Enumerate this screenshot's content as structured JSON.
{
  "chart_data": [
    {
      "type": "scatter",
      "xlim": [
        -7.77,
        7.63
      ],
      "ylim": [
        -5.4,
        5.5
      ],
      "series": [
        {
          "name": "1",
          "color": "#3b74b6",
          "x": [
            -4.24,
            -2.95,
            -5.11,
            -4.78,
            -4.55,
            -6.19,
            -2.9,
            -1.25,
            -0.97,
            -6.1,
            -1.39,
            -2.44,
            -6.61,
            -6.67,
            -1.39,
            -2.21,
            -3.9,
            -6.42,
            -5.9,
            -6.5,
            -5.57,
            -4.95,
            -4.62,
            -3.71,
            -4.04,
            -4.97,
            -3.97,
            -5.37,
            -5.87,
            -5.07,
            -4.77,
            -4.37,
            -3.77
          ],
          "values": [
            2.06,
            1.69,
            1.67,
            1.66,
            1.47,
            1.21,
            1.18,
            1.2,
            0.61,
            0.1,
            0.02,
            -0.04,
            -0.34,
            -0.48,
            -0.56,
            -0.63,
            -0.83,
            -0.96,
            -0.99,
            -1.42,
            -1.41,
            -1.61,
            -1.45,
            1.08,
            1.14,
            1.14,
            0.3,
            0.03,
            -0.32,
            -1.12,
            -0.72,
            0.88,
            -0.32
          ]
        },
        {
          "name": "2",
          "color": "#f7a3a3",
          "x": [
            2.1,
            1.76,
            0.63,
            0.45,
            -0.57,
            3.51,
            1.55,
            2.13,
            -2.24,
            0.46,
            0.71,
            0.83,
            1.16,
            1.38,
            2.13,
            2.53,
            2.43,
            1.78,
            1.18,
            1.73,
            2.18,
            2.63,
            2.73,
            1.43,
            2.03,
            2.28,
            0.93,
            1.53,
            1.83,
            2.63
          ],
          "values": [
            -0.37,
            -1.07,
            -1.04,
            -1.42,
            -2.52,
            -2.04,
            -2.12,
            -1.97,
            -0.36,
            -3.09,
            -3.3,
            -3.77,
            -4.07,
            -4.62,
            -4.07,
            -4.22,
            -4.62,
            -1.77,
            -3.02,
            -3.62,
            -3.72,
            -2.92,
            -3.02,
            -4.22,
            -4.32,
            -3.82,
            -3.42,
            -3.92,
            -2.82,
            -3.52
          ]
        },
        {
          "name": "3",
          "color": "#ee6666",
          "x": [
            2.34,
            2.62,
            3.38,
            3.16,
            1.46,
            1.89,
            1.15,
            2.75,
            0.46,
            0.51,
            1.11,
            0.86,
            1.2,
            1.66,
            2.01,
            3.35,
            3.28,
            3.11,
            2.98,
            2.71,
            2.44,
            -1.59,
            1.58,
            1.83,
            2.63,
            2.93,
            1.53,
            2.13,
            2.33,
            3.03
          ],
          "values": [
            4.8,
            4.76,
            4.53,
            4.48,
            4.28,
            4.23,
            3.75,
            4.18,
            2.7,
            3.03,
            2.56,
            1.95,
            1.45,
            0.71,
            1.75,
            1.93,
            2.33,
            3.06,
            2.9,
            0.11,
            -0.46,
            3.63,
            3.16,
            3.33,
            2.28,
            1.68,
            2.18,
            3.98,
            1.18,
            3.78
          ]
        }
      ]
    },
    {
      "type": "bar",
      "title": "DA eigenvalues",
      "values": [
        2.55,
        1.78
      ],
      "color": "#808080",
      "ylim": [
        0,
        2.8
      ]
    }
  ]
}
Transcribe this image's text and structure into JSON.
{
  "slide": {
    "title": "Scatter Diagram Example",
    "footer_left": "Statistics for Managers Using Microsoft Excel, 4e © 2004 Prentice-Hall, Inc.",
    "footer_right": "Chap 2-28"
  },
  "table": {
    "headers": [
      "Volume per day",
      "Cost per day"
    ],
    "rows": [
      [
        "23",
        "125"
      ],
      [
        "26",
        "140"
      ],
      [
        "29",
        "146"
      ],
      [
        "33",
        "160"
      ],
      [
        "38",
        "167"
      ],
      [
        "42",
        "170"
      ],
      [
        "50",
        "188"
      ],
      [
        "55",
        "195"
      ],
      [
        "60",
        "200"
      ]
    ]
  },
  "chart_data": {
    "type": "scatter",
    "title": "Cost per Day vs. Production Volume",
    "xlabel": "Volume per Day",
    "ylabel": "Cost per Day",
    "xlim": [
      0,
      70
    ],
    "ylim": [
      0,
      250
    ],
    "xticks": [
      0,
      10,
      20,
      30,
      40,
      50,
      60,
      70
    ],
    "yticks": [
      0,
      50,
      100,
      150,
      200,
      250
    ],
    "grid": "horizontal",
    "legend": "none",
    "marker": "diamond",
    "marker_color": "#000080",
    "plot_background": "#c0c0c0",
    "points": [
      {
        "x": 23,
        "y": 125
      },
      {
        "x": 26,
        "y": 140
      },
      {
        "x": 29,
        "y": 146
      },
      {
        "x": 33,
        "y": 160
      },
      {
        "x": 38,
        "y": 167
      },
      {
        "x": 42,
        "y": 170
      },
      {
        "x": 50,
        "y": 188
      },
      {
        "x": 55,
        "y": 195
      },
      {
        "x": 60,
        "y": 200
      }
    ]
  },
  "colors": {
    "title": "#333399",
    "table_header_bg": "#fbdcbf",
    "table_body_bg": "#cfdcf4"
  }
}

Requirement
Find every line above that contains the word "Volume", and return each one.

Solution for this task
      "Volume per day",
    "title": "Cost per Day vs. Production Volume",
    "xlabel": "Volume per Day",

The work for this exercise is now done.